= What needs to be done =
Copy out all the lines where "Presidential" shows up.

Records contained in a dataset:
=-=-=-=-=

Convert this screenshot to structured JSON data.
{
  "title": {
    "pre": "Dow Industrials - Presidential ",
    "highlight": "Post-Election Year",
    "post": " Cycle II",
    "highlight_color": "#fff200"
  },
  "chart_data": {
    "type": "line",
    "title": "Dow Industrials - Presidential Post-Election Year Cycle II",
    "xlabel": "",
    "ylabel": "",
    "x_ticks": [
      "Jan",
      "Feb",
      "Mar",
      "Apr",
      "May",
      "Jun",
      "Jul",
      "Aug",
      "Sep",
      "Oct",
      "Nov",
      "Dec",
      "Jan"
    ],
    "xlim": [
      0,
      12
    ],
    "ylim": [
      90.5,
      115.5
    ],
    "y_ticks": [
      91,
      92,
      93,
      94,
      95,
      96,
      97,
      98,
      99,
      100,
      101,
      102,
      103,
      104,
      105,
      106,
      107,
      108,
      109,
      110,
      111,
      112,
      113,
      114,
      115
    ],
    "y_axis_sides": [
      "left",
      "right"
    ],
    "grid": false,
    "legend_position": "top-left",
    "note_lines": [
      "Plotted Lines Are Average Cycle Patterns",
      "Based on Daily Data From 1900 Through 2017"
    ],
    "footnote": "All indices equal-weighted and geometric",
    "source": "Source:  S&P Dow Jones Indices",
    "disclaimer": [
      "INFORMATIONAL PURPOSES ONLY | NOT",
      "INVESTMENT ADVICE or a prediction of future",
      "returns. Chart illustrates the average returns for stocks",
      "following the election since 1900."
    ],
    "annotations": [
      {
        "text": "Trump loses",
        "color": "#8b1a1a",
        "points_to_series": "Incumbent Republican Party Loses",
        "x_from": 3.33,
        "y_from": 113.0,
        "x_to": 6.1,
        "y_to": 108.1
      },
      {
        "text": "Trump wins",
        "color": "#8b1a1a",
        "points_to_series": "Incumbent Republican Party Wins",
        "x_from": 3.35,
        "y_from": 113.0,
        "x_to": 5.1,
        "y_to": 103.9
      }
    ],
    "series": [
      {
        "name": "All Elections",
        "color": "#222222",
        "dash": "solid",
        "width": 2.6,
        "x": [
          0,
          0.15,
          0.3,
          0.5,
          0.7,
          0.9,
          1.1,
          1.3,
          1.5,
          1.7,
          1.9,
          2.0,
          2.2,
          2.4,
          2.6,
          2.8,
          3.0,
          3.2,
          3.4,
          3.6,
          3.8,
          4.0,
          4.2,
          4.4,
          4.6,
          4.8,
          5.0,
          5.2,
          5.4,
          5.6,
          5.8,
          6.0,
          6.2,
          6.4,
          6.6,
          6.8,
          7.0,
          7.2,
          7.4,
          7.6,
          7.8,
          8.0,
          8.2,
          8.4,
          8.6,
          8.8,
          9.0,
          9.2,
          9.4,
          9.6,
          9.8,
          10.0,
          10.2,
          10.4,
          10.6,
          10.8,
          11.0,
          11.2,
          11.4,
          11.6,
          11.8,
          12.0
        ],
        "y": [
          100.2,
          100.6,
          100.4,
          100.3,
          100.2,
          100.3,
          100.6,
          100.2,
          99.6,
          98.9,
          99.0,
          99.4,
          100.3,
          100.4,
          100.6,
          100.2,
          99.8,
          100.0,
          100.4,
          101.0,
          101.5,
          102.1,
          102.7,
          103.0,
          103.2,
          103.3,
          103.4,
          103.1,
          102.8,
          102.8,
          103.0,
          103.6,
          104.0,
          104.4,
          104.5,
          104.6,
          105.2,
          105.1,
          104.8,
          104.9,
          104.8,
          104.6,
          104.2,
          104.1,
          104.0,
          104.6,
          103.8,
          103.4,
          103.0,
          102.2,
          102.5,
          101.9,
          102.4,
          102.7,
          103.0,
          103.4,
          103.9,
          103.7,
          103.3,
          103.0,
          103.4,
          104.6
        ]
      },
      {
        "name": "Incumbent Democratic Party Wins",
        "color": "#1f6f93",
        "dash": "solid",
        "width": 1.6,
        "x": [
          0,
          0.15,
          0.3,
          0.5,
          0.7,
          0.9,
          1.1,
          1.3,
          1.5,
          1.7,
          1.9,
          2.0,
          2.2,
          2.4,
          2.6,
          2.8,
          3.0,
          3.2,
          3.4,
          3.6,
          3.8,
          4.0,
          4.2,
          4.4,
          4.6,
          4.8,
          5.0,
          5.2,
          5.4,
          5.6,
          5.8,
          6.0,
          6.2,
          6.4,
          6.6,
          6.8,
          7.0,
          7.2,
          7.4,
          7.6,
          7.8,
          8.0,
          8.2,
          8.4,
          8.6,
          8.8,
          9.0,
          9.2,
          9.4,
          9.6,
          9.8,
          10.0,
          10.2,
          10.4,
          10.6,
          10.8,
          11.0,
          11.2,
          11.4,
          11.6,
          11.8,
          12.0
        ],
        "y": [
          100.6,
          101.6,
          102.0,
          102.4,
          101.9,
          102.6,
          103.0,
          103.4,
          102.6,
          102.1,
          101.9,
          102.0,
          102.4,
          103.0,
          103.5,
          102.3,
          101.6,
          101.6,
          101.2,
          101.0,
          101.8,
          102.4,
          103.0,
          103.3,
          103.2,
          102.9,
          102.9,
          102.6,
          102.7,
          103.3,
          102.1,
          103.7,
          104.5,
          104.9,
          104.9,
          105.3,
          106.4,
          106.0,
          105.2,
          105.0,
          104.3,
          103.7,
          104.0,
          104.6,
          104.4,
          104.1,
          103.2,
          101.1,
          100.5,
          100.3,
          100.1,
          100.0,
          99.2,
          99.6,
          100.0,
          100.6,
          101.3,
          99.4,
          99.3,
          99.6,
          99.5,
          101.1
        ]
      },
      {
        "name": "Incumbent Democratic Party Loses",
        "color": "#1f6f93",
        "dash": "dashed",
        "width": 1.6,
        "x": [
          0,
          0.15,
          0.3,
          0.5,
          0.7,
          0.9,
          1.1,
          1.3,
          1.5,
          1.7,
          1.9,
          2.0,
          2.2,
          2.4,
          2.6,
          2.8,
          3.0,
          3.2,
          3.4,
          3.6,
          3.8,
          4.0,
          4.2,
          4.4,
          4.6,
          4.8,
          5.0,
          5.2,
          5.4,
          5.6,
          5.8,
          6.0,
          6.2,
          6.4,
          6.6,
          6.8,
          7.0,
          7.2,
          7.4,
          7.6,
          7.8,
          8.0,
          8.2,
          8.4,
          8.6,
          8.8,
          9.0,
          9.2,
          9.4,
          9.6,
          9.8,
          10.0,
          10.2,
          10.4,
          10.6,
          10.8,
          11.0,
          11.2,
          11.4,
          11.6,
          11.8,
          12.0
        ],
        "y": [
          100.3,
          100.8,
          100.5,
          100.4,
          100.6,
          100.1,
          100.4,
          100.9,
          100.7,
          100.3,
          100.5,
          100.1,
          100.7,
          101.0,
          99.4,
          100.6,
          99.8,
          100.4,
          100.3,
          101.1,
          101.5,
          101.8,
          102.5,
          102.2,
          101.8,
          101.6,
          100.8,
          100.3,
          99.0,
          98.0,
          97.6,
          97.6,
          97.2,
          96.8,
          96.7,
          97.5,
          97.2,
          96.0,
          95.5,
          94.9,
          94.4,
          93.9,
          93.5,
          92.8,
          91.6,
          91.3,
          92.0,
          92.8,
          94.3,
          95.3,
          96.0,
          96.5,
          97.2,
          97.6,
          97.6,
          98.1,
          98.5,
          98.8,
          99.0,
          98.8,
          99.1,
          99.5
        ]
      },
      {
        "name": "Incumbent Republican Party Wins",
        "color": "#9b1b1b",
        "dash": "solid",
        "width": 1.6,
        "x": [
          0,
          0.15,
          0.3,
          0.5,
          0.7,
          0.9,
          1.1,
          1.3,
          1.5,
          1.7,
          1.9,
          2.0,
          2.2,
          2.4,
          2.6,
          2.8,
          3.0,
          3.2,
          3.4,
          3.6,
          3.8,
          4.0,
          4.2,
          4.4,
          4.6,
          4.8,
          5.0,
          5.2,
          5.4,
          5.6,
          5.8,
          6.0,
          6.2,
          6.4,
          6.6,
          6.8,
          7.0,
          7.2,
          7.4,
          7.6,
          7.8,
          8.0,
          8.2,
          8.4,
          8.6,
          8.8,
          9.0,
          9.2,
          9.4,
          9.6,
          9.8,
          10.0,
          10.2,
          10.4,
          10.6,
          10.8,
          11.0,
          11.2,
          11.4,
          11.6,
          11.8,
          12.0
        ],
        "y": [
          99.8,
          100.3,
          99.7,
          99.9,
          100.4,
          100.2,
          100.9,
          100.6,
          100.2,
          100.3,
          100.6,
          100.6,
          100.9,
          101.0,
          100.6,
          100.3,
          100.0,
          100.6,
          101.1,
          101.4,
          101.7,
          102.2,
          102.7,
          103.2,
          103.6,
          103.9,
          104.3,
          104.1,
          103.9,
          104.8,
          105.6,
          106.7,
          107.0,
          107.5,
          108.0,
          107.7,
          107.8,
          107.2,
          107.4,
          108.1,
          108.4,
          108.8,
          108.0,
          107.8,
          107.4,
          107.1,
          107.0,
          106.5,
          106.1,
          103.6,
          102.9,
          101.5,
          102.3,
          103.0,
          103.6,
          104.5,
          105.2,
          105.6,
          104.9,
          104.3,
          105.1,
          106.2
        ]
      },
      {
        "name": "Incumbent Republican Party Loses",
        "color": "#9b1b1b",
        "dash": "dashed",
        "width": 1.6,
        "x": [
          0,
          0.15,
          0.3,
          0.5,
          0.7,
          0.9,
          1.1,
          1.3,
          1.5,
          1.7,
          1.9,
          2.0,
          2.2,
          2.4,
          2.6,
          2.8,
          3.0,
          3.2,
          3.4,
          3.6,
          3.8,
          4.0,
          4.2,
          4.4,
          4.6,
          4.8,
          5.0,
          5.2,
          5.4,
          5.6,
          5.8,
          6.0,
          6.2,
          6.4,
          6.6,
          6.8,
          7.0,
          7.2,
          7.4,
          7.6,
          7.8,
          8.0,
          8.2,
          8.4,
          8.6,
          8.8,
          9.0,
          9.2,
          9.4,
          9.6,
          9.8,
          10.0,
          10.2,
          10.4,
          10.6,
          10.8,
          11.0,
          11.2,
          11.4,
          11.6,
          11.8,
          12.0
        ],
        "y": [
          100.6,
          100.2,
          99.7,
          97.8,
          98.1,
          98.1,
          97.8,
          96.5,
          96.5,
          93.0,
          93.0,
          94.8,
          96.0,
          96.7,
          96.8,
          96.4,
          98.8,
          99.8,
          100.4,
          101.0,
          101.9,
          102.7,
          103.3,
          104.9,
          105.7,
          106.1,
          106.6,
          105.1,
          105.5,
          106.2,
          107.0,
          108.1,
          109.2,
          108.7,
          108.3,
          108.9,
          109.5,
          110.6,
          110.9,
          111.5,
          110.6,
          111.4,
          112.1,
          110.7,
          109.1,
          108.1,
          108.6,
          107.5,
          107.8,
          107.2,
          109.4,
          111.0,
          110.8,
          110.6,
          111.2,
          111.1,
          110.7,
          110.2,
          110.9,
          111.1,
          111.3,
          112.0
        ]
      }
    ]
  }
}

=-=-=-=-=

= Task answer =
    "pre": "Dow Industrials - Presidential ",
    "title": "Dow Industrials - Presidential Post-Election Year Cycle II",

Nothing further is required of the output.